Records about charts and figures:
** Begin **
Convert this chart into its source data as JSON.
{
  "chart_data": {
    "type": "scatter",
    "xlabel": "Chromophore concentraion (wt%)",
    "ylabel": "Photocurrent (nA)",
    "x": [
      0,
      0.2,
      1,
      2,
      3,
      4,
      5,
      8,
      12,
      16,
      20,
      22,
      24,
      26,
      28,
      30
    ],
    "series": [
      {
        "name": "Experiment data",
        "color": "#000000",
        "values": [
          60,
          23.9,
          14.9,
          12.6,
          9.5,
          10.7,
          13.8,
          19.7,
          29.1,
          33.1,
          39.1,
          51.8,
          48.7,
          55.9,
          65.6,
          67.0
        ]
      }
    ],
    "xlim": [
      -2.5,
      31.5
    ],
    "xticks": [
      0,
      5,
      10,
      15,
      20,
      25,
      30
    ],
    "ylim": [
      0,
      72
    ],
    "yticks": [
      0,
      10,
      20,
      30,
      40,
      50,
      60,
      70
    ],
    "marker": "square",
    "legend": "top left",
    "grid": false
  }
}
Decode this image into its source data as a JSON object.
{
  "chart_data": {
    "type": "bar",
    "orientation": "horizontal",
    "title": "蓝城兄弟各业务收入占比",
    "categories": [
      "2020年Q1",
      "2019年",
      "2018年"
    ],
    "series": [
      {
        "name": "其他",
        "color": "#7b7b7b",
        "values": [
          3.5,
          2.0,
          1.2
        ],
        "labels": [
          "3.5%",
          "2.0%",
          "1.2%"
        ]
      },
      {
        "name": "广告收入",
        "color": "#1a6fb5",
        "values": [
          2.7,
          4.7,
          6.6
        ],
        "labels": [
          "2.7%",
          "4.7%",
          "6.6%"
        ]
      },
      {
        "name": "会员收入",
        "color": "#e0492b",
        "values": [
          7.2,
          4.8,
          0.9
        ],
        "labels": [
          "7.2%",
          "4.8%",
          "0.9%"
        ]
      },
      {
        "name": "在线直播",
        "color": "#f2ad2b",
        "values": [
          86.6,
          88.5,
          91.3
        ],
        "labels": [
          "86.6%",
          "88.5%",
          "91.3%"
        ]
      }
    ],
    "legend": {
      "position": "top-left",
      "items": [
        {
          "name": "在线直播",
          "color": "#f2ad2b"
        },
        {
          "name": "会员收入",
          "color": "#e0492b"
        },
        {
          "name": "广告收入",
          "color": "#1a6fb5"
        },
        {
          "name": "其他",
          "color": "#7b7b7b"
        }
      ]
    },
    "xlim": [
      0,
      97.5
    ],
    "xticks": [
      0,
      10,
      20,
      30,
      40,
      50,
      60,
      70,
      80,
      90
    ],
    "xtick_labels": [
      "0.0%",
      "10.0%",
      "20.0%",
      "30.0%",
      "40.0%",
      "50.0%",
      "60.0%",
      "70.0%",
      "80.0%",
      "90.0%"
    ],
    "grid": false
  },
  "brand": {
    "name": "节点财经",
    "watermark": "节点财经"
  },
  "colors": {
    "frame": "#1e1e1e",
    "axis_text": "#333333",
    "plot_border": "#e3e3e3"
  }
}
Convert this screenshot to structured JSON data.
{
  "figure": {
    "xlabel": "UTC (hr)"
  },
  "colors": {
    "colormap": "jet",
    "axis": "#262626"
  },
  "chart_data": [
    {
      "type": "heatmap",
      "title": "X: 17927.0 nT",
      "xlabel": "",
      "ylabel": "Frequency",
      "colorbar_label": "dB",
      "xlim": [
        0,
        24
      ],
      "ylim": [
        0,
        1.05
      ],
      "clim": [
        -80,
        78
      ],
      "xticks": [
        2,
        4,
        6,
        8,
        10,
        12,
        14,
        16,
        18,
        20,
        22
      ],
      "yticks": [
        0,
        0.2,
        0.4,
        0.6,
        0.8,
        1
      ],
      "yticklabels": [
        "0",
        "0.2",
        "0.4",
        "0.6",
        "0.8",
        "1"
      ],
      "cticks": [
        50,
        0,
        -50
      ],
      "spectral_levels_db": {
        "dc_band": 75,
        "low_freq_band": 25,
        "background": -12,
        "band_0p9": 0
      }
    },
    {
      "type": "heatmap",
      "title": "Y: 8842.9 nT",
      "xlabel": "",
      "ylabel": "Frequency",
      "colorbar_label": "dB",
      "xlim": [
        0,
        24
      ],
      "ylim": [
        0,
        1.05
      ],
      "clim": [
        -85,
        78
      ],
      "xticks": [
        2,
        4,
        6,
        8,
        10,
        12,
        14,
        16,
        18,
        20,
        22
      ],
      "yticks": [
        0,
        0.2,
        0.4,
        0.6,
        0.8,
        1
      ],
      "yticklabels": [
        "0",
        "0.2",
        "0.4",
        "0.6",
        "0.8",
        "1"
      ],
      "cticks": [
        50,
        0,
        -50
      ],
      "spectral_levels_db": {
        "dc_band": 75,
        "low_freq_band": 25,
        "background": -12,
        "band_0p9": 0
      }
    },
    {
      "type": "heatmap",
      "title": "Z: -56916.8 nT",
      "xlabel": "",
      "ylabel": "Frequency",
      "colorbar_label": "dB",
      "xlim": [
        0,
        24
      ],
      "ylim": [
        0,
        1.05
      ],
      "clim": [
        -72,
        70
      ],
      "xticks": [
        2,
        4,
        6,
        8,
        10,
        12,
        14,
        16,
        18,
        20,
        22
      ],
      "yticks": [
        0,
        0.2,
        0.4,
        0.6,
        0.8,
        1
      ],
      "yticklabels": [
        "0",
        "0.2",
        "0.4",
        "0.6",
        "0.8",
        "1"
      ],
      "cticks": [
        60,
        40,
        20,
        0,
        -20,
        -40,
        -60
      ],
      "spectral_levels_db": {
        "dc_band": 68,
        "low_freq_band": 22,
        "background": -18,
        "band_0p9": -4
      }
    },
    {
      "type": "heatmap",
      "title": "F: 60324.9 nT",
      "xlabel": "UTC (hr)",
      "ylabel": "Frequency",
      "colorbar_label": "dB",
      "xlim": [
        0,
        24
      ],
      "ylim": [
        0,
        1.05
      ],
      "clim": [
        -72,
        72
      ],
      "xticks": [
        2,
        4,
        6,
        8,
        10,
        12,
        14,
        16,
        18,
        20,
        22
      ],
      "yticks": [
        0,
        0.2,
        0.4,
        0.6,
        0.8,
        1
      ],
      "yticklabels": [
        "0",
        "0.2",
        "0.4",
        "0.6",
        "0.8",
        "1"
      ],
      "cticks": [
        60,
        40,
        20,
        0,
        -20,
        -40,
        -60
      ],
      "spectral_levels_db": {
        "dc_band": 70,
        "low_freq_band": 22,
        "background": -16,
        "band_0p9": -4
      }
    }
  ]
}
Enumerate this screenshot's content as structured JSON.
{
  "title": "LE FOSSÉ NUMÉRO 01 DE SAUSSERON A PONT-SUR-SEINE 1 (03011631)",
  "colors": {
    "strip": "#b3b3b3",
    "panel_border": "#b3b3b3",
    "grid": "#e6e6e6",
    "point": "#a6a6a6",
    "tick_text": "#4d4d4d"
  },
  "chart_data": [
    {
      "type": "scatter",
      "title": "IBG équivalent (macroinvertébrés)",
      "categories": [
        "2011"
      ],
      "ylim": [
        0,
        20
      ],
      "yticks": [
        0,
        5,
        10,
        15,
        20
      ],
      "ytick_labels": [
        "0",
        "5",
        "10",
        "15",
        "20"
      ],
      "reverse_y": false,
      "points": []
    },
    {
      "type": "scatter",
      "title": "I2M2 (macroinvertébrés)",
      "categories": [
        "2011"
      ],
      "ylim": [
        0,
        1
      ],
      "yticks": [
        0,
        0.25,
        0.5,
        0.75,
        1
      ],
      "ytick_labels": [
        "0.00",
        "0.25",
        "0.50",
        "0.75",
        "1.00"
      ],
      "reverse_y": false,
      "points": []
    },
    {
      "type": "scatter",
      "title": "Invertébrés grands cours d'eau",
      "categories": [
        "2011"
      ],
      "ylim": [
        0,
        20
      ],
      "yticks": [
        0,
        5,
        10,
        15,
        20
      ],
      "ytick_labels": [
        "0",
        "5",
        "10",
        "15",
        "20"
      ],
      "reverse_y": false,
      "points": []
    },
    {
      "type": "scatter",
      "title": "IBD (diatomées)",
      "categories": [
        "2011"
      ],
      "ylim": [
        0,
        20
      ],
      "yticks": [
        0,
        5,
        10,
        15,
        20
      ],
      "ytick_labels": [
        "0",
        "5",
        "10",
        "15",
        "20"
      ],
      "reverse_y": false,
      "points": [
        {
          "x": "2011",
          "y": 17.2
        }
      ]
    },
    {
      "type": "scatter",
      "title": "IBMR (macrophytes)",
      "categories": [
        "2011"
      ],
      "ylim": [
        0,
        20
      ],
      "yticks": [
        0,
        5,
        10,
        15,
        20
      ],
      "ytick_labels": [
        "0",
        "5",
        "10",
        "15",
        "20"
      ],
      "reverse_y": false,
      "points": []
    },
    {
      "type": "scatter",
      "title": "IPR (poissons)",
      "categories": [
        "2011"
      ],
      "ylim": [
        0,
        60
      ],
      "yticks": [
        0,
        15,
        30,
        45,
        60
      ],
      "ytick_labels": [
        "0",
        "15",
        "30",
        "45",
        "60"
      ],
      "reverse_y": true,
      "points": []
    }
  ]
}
** End **
# [Task requirements]
Show each line in the entries that holds the string "JSON".

# [Result]
Convert this chart into its source data as JSON.
Decode this image into its source data as a JSON object.
Convert this screenshot to structured JSON data.
Enumerate this screenshot's content as structured JSON.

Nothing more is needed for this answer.